Prompt
Pull each line holding "content" out of the entries below.

Entries shown
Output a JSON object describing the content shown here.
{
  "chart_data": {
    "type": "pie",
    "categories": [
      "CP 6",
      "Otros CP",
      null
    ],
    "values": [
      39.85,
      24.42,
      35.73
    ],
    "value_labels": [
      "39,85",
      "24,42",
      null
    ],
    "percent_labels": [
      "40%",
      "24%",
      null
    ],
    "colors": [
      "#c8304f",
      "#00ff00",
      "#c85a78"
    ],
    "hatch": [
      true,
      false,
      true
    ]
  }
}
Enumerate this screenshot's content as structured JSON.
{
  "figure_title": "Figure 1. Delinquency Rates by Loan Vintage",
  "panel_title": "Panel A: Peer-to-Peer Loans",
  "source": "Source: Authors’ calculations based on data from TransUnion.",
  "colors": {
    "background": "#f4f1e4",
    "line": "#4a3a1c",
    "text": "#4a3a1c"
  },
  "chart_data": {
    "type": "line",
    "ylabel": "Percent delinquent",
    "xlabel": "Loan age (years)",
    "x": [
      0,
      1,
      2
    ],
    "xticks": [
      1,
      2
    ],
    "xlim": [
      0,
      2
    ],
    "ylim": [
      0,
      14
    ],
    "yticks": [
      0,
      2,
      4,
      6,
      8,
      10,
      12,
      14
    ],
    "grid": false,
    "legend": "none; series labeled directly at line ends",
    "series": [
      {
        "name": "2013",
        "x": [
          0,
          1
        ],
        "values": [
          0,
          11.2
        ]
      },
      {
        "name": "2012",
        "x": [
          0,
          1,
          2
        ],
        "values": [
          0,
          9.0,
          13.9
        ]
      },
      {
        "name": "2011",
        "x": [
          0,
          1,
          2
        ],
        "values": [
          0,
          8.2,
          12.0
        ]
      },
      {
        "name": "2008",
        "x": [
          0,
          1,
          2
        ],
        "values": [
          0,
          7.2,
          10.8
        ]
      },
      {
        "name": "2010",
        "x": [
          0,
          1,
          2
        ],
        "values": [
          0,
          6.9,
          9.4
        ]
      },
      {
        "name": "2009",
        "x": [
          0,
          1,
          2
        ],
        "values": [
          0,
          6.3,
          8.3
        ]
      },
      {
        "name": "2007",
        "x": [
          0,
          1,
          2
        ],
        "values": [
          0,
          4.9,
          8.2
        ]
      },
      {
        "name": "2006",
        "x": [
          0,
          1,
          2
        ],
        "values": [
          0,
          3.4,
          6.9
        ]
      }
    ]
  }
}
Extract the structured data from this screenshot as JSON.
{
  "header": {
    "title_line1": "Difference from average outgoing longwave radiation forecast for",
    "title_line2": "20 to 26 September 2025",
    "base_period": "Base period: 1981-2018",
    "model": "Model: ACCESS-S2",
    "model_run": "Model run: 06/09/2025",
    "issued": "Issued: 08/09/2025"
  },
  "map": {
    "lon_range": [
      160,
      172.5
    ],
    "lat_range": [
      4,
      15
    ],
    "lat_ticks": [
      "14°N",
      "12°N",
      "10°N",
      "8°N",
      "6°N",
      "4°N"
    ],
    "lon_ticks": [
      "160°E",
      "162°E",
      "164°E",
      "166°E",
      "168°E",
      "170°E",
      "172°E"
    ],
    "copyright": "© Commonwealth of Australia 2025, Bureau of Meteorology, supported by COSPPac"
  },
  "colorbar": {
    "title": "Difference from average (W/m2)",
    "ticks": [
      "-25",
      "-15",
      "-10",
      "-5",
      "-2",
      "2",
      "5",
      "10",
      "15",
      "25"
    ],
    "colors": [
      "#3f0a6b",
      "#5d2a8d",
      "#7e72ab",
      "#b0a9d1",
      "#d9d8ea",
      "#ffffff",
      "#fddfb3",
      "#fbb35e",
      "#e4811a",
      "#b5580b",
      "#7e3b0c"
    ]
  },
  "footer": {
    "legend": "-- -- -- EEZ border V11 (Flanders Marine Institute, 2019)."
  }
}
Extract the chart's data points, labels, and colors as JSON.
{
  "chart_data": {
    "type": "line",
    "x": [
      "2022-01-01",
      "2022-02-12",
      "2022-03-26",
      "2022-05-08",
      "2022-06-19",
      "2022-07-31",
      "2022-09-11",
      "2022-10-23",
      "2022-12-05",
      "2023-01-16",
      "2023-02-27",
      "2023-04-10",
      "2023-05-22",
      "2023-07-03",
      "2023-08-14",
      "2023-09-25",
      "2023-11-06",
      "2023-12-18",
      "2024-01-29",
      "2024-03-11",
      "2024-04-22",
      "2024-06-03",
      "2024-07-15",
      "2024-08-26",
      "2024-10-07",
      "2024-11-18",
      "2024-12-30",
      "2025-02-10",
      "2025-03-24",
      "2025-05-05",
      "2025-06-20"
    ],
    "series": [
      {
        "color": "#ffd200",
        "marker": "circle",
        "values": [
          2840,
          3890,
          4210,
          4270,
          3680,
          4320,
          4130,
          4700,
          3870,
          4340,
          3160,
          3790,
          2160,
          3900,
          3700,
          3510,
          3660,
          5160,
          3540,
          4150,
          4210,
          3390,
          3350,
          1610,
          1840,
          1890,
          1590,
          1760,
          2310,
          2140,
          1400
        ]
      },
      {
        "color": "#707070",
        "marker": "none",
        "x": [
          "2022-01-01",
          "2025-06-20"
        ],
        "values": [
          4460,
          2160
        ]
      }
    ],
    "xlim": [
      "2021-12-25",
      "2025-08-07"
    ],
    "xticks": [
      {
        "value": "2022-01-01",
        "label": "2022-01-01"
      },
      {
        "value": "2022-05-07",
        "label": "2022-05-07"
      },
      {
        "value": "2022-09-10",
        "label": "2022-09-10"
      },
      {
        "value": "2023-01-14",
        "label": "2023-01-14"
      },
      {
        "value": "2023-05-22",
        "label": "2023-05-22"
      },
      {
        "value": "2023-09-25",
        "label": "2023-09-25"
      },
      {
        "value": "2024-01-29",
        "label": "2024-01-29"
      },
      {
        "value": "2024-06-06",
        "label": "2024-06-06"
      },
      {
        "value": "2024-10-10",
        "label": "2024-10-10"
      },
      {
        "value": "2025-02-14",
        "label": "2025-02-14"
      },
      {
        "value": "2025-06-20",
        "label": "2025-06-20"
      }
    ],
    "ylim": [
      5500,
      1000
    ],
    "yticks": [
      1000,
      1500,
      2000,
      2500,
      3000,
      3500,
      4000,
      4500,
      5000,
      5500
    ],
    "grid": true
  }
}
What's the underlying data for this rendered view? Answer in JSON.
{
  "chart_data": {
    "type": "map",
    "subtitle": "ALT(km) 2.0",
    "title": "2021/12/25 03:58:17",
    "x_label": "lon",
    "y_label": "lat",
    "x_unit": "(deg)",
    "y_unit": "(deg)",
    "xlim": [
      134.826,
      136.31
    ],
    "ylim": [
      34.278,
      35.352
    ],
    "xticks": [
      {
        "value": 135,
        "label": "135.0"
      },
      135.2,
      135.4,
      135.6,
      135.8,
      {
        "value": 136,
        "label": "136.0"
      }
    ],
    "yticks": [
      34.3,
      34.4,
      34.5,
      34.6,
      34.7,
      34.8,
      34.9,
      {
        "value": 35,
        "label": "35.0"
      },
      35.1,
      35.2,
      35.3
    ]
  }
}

Solution for this exercise
Output a JSON object describing the content shown here.
Enumerate this screenshot's content as structured JSON.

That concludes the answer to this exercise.